Without including any pictures, write out all the records word for word.

# # # #

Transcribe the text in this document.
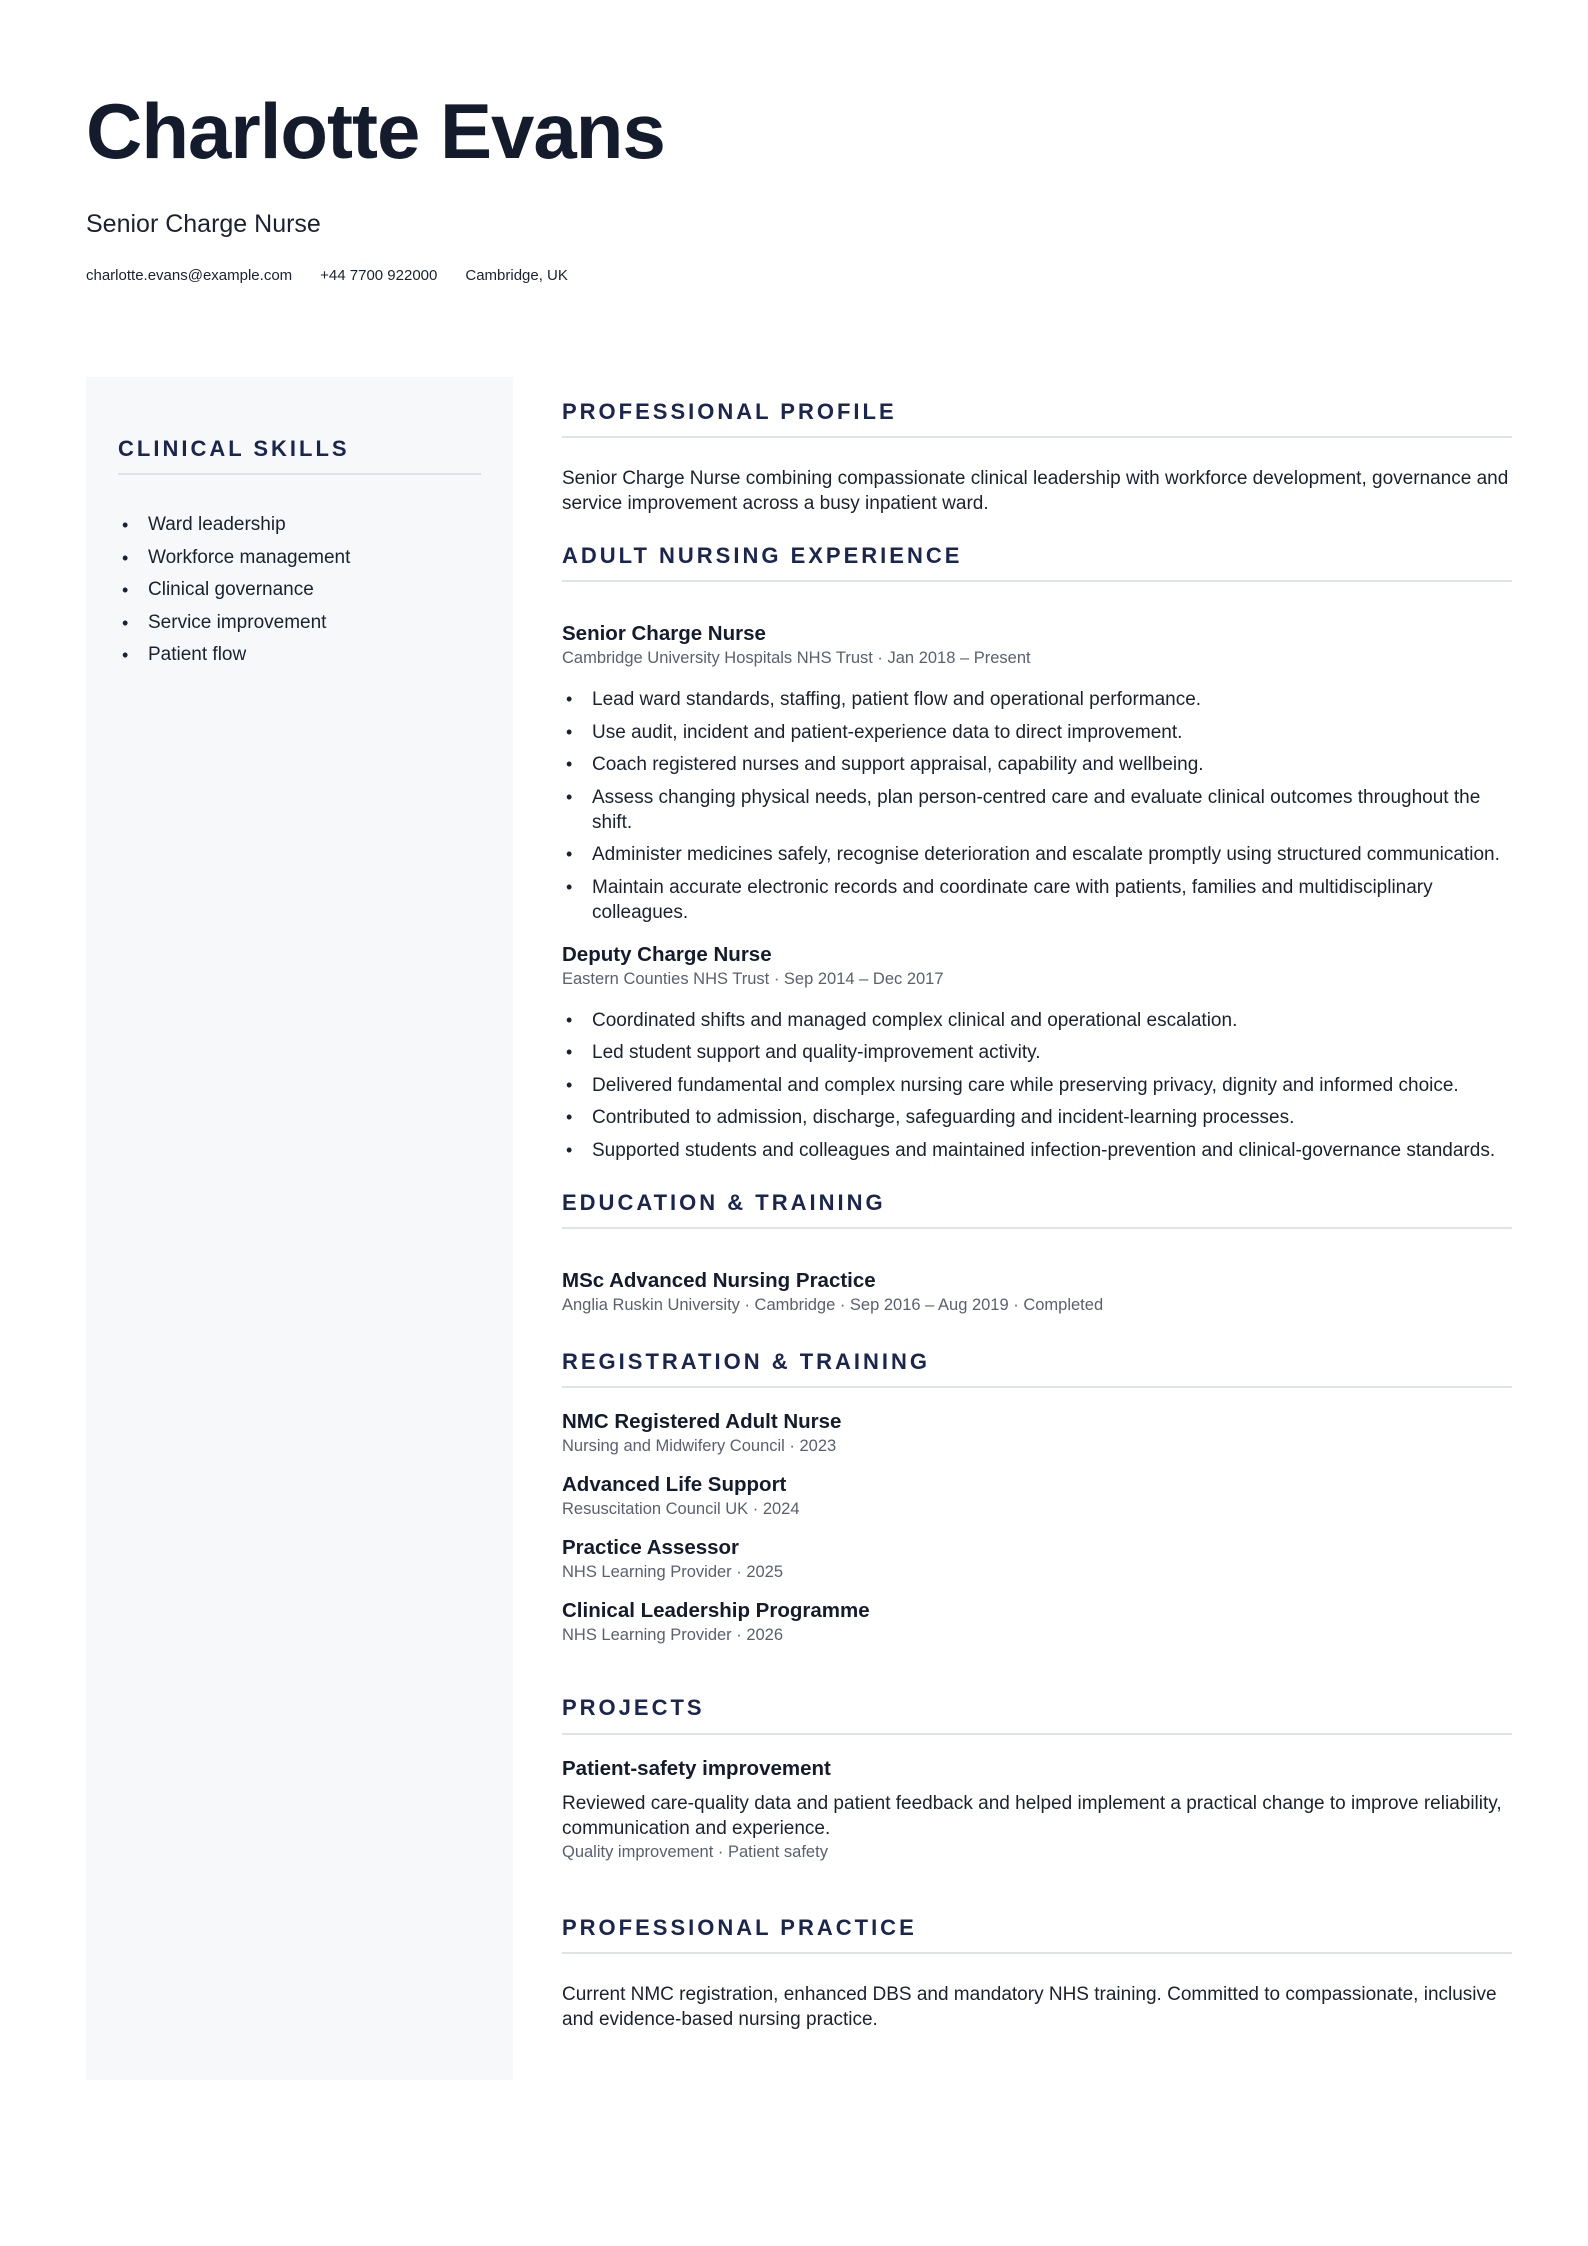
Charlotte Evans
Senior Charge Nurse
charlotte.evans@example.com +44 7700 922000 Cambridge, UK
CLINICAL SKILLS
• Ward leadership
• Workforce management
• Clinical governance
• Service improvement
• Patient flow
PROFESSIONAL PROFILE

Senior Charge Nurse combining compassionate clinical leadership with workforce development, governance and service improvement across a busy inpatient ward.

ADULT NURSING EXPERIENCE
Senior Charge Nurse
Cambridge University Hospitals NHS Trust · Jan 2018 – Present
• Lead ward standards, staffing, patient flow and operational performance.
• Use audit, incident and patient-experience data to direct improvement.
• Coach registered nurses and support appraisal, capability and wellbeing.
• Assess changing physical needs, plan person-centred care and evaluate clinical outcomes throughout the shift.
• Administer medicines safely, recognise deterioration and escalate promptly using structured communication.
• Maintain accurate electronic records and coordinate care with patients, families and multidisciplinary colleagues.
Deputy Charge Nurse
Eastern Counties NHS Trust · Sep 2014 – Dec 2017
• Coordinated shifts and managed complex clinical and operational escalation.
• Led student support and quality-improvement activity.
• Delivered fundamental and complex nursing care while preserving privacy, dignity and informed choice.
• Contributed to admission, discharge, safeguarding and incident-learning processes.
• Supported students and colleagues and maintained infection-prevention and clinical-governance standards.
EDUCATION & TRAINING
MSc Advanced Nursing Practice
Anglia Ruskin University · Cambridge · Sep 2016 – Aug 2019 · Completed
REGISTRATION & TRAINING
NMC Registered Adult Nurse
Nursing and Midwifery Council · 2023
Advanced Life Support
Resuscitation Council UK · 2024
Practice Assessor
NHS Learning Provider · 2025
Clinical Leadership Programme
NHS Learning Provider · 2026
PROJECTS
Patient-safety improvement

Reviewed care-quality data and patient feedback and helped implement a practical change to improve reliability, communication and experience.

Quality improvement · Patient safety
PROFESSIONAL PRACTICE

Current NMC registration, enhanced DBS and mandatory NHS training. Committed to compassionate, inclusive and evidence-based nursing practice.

# # # #

Solved exercise -
Transcribe the text in this document.
Charlotte Evans
Senior Charge Nurse
charlotte.evans@example.com +44 7700 922000 Cambridge, UK
CLINICAL SKILLS
• Ward leadership
• Workforce management
• Clinical governance
• Service improvement
• Patient flow
PROFESSIONAL PROFILE

Senior Charge Nurse combining compassionate clinical leadership with workforce development, governance and service improvement across a busy inpatient ward.

ADULT NURSING EXPERIENCE
Senior Charge Nurse
Cambridge University Hospitals NHS Trust · Jan 2018 – Present
• Lead ward standards, staffing, patient flow and operational performance.
• Use audit, incident and patient-experience data to direct improvement.
• Coach registered nurses and support appraisal, capability and wellbeing.
• Assess changing physical needs, plan person-centred care and evaluate clinical outcomes throughout the shift.
• Administer medicines safely, recognise deterioration and escalate promptly using structured communication.
• Maintain accurate electronic records and coordinate care with patients, families and multidisciplinary colleagues.
Deputy Charge Nurse
Eastern Counties NHS Trust · Sep 2014 – Dec 2017
• Coordinated shifts and managed complex clinical and operational escalation.
• Led student support and quality-improvement activity.
• Delivered fundamental and complex nursing care while preserving privacy, dignity and informed choice.
• Contributed to admission, discharge, safeguarding and incident-learning processes.
• Supported students and colleagues and maintained infection-prevention and clinical-governance standards.
EDUCATION & TRAINING
MSc Advanced Nursing Practice
Anglia Ruskin University · Cambridge · Sep 2016 – Aug 2019 · Completed
REGISTRATION & TRAINING
NMC Registered Adult Nurse
Nursing and Midwifery Council · 2023
Advanced Life Support
Resuscitation Council UK · 2024
Practice Assessor
NHS Learning Provider · 2025
Clinical Leadership Programme
NHS Learning Provider · 2026
PROJECTS
Patient-safety improvement

Reviewed care-quality data and patient feedback and helped implement a practical change to improve reliability, communication and experience.

Quality improvement · Patient safety
PROFESSIONAL PRACTICE

Current NMC registration, enhanced DBS and mandatory NHS training. Committed to compassionate, inclusive and evidence-based nursing practice.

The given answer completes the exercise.